What is asked: Print the entries verbatim, leaving out the images they contain.
(begin)
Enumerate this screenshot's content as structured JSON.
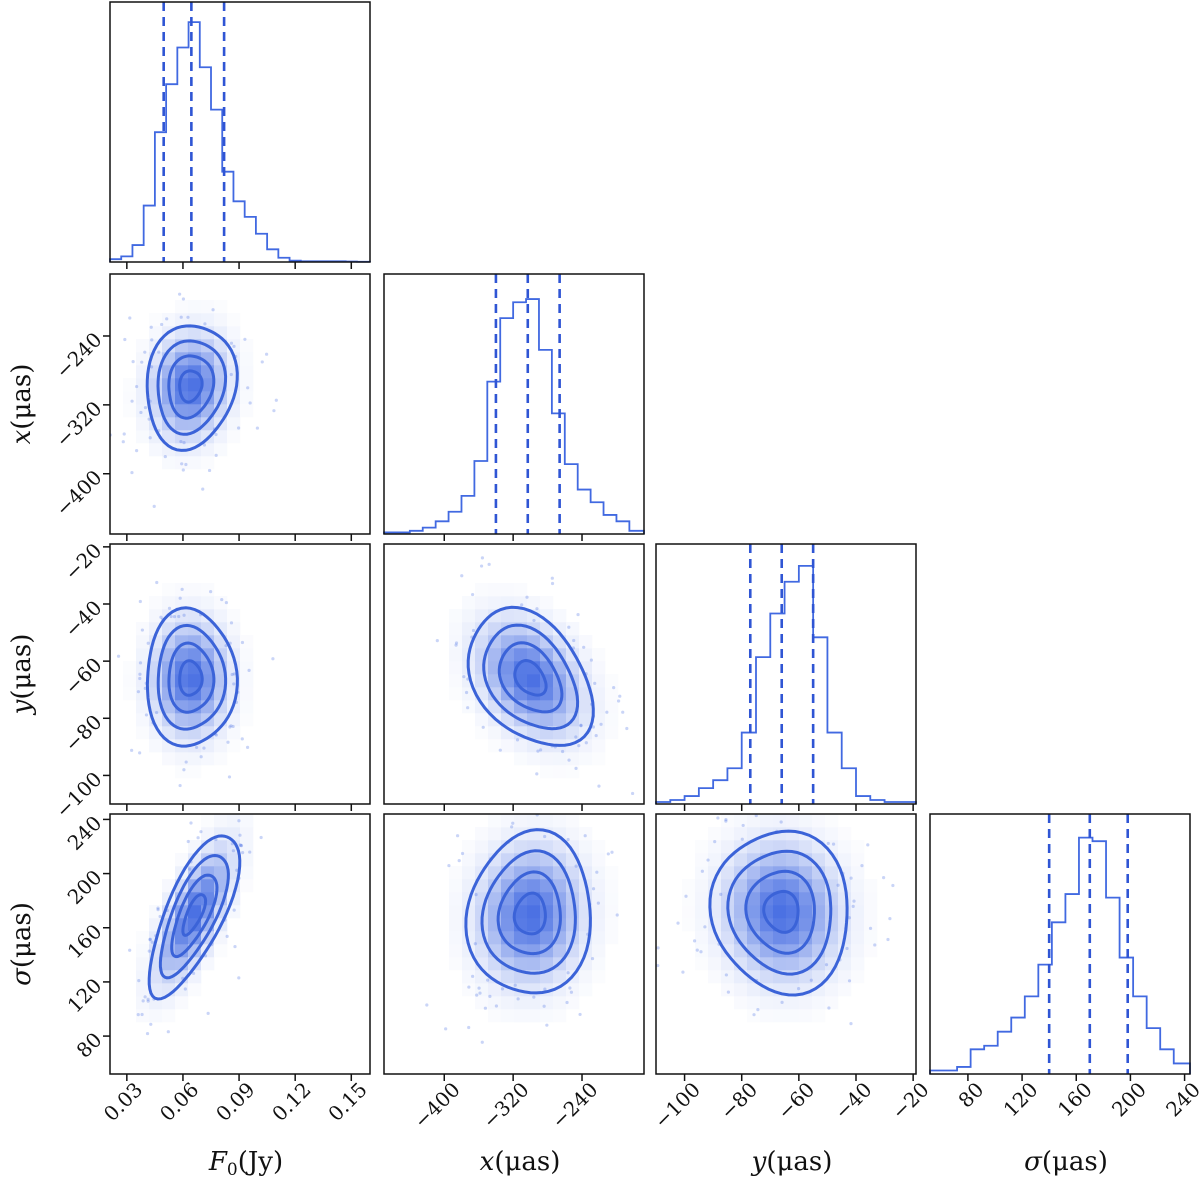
{
  "chart_data": {
    "type": "corner",
    "color": "#4169e1",
    "parameters": [
      {
        "key": "F0",
        "label_main": "F",
        "label_sub": "0",
        "label_rest": "(Jy)",
        "range": [
          0.021,
          0.16
        ],
        "ticks": [
          0.03,
          0.06,
          0.09,
          0.12,
          0.15
        ],
        "tick_labels": [
          "0.03",
          "0.06",
          "0.09",
          "0.12",
          "0.15"
        ],
        "quantiles": [
          0.0497,
          0.0645,
          0.082
        ],
        "hist_edges": [
          0.021,
          0.027,
          0.033,
          0.039,
          0.045,
          0.051,
          0.057,
          0.063,
          0.069,
          0.075,
          0.081,
          0.087,
          0.093,
          0.099,
          0.105,
          0.111,
          0.117,
          0.123,
          0.129,
          0.135,
          0.141,
          0.147,
          0.153,
          0.16
        ],
        "hist_counts": [
          2,
          4,
          12,
          40,
          92,
          126,
          152,
          170,
          138,
          108,
          64,
          43,
          32,
          20,
          9,
          3,
          1,
          0.5,
          0.5,
          0.5,
          0.5,
          0.3,
          0.2
        ],
        "hist_max": 180,
        "marginal_label": ""
      },
      {
        "key": "x",
        "label_main": "x",
        "label_rest": "(μas)",
        "range": [
          -470,
          -168
        ],
        "ticks": [
          -400,
          -320,
          -240
        ],
        "tick_labels": [
          "−400",
          "−320",
          "−240"
        ],
        "quantiles": [
          -340,
          -303,
          -266
        ],
        "hist_edges": [
          -470,
          -455,
          -440,
          -425,
          -410,
          -395,
          -380,
          -365,
          -350,
          -335,
          -320,
          -305,
          -290,
          -275,
          -260,
          -245,
          -230,
          -215,
          -200,
          -185,
          -168
        ],
        "hist_counts": [
          0.5,
          0.5,
          1,
          2,
          4,
          7,
          12,
          23,
          48,
          68,
          73,
          74,
          58,
          38,
          22,
          14,
          10,
          6,
          4,
          1
        ],
        "hist_max": 80,
        "marginal_label": ""
      },
      {
        "key": "y",
        "label_main": "y",
        "label_rest": "(μas)",
        "range": [
          -110,
          -19
        ],
        "ticks": [
          -100,
          -80,
          -60,
          -40,
          -20
        ],
        "tick_labels": [
          "−100",
          "−80",
          "−60",
          "−40",
          "−20"
        ],
        "quantiles": [
          -77,
          -66,
          -55
        ],
        "hist_edges": [
          -110,
          -105,
          -100,
          -95,
          -90,
          -85,
          -80,
          -75,
          -70,
          -65,
          -60,
          -55,
          -50,
          -45,
          -40,
          -35,
          -30,
          -25,
          -19
        ],
        "hist_counts": [
          0.5,
          1,
          2,
          4,
          6,
          9,
          18,
          37,
          48,
          56,
          60,
          42,
          18,
          9,
          2,
          1,
          0.5,
          0.5
        ],
        "hist_max": 64,
        "marginal_label": ""
      },
      {
        "key": "sigma",
        "label_main": "σ",
        "label_rest": "(μas)",
        "range": [
          52,
          244
        ],
        "ticks": [
          80,
          120,
          160,
          200,
          240
        ],
        "tick_labels": [
          "80",
          "120",
          "160",
          "200",
          "240"
        ],
        "quantiles": [
          140,
          170,
          198
        ],
        "hist_edges": [
          52,
          62,
          72,
          82,
          92,
          102,
          112,
          122,
          132,
          142,
          152,
          162,
          172,
          182,
          192,
          202,
          212,
          222,
          232,
          244
        ],
        "hist_counts": [
          1,
          1,
          2,
          7,
          8,
          12,
          16,
          22,
          31,
          43,
          51,
          67,
          66,
          50,
          33,
          22,
          13,
          7,
          3
        ],
        "hist_max": 72,
        "marginal_label": ""
      }
    ],
    "pairs": [
      {
        "row": 1,
        "col": 0,
        "center": [
          0.064,
          -298
        ],
        "sx": 0.012,
        "sy": 36,
        "rho": 0.1
      },
      {
        "row": 2,
        "col": 0,
        "center": [
          0.064,
          -66
        ],
        "sx": 0.012,
        "sy": 12,
        "rho": 0.0
      },
      {
        "row": 2,
        "col": 1,
        "center": [
          -300,
          -66
        ],
        "sx": 36,
        "sy": 12,
        "rho": -0.35
      },
      {
        "row": 3,
        "col": 0,
        "center": [
          0.066,
          170
        ],
        "sx": 0.012,
        "sy": 30,
        "rho": 0.72
      },
      {
        "row": 3,
        "col": 1,
        "center": [
          -300,
          170
        ],
        "sx": 36,
        "sy": 30,
        "rho": 0.05
      },
      {
        "row": 3,
        "col": 2,
        "center": [
          -66,
          172
        ],
        "sx": 12,
        "sy": 30,
        "rho": -0.05
      }
    ],
    "contour_levels_sigma": [
      0.5,
      1.0,
      1.5,
      2.0
    ],
    "title": ""
  }
}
(end)
Finished exercise:
Enumerate this screenshot's content as structured JSON.
{
  "chart_data": {
    "type": "corner",
    "color": "#4169e1",
    "parameters": [
      {
        "key": "F0",
        "label_main": "F",
        "label_sub": "0",
        "label_rest": "(Jy)",
        "range": [
          0.021,
          0.16
        ],
        "ticks": [
          0.03,
          0.06,
          0.09,
          0.12,
          0.15
        ],
        "tick_labels": [
          "0.03",
          "0.06",
          "0.09",
          "0.12",
          "0.15"
        ],
        "quantiles": [
          0.0497,
          0.0645,
          0.082
        ],
        "hist_edges": [
          0.021,
          0.027,
          0.033,
          0.039,
          0.045,
          0.051,
          0.057,
          0.063,
          0.069,
          0.075,
          0.081,
          0.087,
          0.093,
          0.099,
          0.105,
          0.111,
          0.117,
          0.123,
          0.129,
          0.135,
          0.141,
          0.147,
          0.153,
          0.16
        ],
        "hist_counts": [
          2,
          4,
          12,
          40,
          92,
          126,
          152,
          170,
          138,
          108,
          64,
          43,
          32,
          20,
          9,
          3,
          1,
          0.5,
          0.5,
          0.5,
          0.5,
          0.3,
          0.2
        ],
        "hist_max": 180,
        "marginal_label": ""
      },
      {
        "key": "x",
        "label_main": "x",
        "label_rest": "(μas)",
        "range": [
          -470,
          -168
        ],
        "ticks": [
          -400,
          -320,
          -240
        ],
        "tick_labels": [
          "−400",
          "−320",
          "−240"
        ],
        "quantiles": [
          -340,
          -303,
          -266
        ],
        "hist_edges": [
          -470,
          -455,
          -440,
          -425,
          -410,
          -395,
          -380,
          -365,
          -350,
          -335,
          -320,
          -305,
          -290,
          -275,
          -260,
          -245,
          -230,
          -215,
          -200,
          -185,
          -168
        ],
        "hist_counts": [
          0.5,
          0.5,
          1,
          2,
          4,
          7,
          12,
          23,
          48,
          68,
          73,
          74,
          58,
          38,
          22,
          14,
          10,
          6,
          4,
          1
        ],
        "hist_max": 80,
        "marginal_label": ""
      },
      {
        "key": "y",
        "label_main": "y",
        "label_rest": "(μas)",
        "range": [
          -110,
          -19
        ],
        "ticks": [
          -100,
          -80,
          -60,
          -40,
          -20
        ],
        "tick_labels": [
          "−100",
          "−80",
          "−60",
          "−40",
          "−20"
        ],
        "quantiles": [
          -77,
          -66,
          -55
        ],
        "hist_edges": [
          -110,
          -105,
          -100,
          -95,
          -90,
          -85,
          -80,
          -75,
          -70,
          -65,
          -60,
          -55,
          -50,
          -45,
          -40,
          -35,
          -30,
          -25,
          -19
        ],
        "hist_counts": [
          0.5,
          1,
          2,
          4,
          6,
          9,
          18,
          37,
          48,
          56,
          60,
          42,
          18,
          9,
          2,
          1,
          0.5,
          0.5
        ],
        "hist_max": 64,
        "marginal_label": ""
      },
      {
        "key": "sigma",
        "label_main": "σ",
        "label_rest": "(μas)",
        "range": [
          52,
          244
        ],
        "ticks": [
          80,
          120,
          160,
          200,
          240
        ],
        "tick_labels": [
          "80",
          "120",
          "160",
          "200",
          "240"
        ],
        "quantiles": [
          140,
          170,
          198
        ],
        "hist_edges": [
          52,
          62,
          72,
          82,
          92,
          102,
          112,
          122,
          132,
          142,
          152,
          162,
          172,
          182,
          192,
          202,
          212,
          222,
          232,
          244
        ],
        "hist_counts": [
          1,
          1,
          2,
          7,
          8,
          12,
          16,
          22,
          31,
          43,
          51,
          67,
          66,
          50,
          33,
          22,
          13,
          7,
          3
        ],
        "hist_max": 72,
        "marginal_label": ""
      }
    ],
    "pairs": [
      {
        "row": 1,
        "col": 0,
        "center": [
          0.064,
          -298
        ],
        "sx": 0.012,
        "sy": 36,
        "rho": 0.1
      },
      {
        "row": 2,
        "col": 0,
        "center": [
          0.064,
          -66
        ],
        "sx": 0.012,
        "sy": 12,
        "rho": 0.0
      },
      {
        "row": 2,
        "col": 1,
        "center": [
          -300,
          -66
        ],
        "sx": 36,
        "sy": 12,
        "rho": -0.35
      },
      {
        "row": 3,
        "col": 0,
        "center": [
          0.066,
          170
        ],
        "sx": 0.012,
        "sy": 30,
        "rho": 0.72
      },
      {
        "row": 3,
        "col": 1,
        "center": [
          -300,
          170
        ],
        "sx": 36,
        "sy": 30,
        "rho": 0.05
      },
      {
        "row": 3,
        "col": 2,
        "center": [
          -66,
          172
        ],
        "sx": 12,
        "sy": 30,
        "rho": -0.05
      }
    ],
    "contour_levels_sigma": [
      0.5,
      1.0,
      1.5,
      2.0
    ],
    "title": ""
  }
}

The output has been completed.